--- SET PROBLEM ---
Leave out the pictures and return every entry exactly as it appears.

--- THE DATA ---
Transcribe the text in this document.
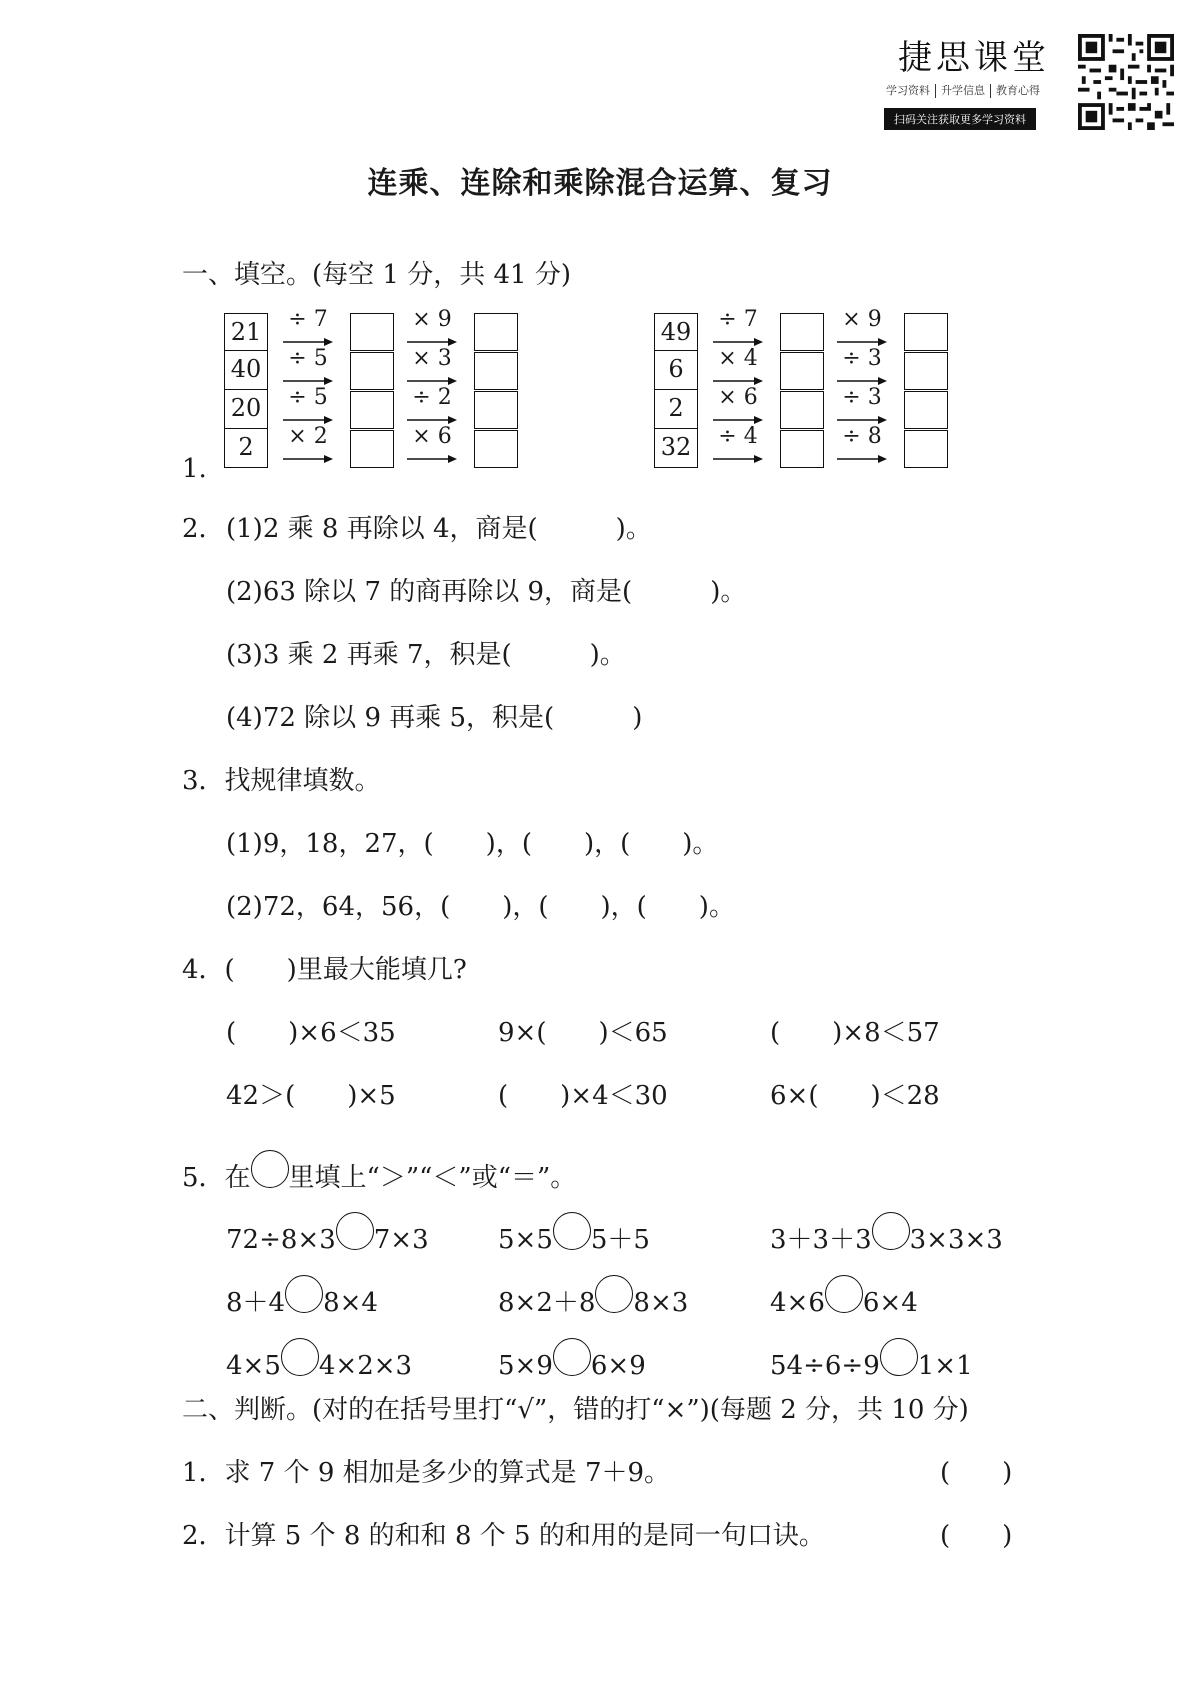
捷思课堂
学习资料 升学信息 教育心得
扫码关注获取更多学习资料
连乘、连除和乘除混合运算、复习
一、填空。(每空 1 分，共 41 分)
1.
21
40
20
2
÷ 7	× 9
÷ 5	× 3
÷ 5	÷ 2
× 2	× 6
49
6
2
32
÷ 7	× 9
× 4	÷ 3
× 6	÷ 3
÷ 4	÷ 8
2． (1)2 乘 8 再除以 4，商是(　　　)。
(2)63 除以 7 的商再除以 9，商是(　　　)。
(3)3 乘 2 再乘 7，积是(　　　)。
(4)72 除以 9 再乘 5，积是(　　　)
3．找规律填数。
(1)9，18，27，(　　)，(　　)，(　　)。
(2)72，64，56，(　　)，(　　)，(　　)。
4．(　　)里最大能填几?
(　　)×6＜35	9×(　　)＜65	(　　)×8＜57
42＞(　　)×5	(　　)×4＜30	6×(　　)＜28
5．在 里填上“＞”“＜”或“＝”。
72÷8×3 7×3	5×5 5＋5	3＋3＋3 3×3×3
8＋4 8×4	8×2＋8 8×3	4×6 6×4
4×5 4×2×3	5×9 6×9	54÷6÷9 1×1
二、判断。(对的在括号里打“√”，错的打“×”)(每题 2 分，共 10 分)
1．求 7 个 9 相加是多少的算式是 7＋9。	(　　)
2．计算 5 个 8 的和和 8 个 5 的和用的是同一句口诀。	(　　)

--- FULL SOLUTION ---
Transcribe the text in this document.
捷思课堂
学习资料 升学信息 教育心得
扫码关注获取更多学习资料
连乘、连除和乘除混合运算、复习
一、填空。(每空 1 分，共 41 分)
1.
21
40
20
2
÷ 7	× 9
÷ 5	× 3
÷ 5	÷ 2
× 2	× 6
49
6
2
32
÷ 7	× 9
× 4	÷ 3
× 6	÷ 3
÷ 4	÷ 8
2． (1)2 乘 8 再除以 4，商是(　　　)。
(2)63 除以 7 的商再除以 9，商是(　　　)。
(3)3 乘 2 再乘 7，积是(　　　)。
(4)72 除以 9 再乘 5，积是(　　　)
3．找规律填数。
(1)9，18，27，(　　)，(　　)，(　　)。
(2)72，64，56，(　　)，(　　)，(　　)。
4．(　　)里最大能填几?
(　　)×6＜35	9×(　　)＜65	(　　)×8＜57
42＞(　　)×5	(　　)×4＜30	6×(　　)＜28
5．在 里填上“＞”“＜”或“＝”。
72÷8×3 7×3	5×5 5＋5	3＋3＋3 3×3×3
8＋4 8×4	8×2＋8 8×3	4×6 6×4
4×5 4×2×3	5×9 6×9	54÷6÷9 1×1
二、判断。(对的在括号里打“√”，错的打“×”)(每题 2 分，共 10 分)
1．求 7 个 9 相加是多少的算式是 7＋9。	(　　)
2．计算 5 个 8 的和和 8 个 5 的和用的是同一句口诀。	(　　)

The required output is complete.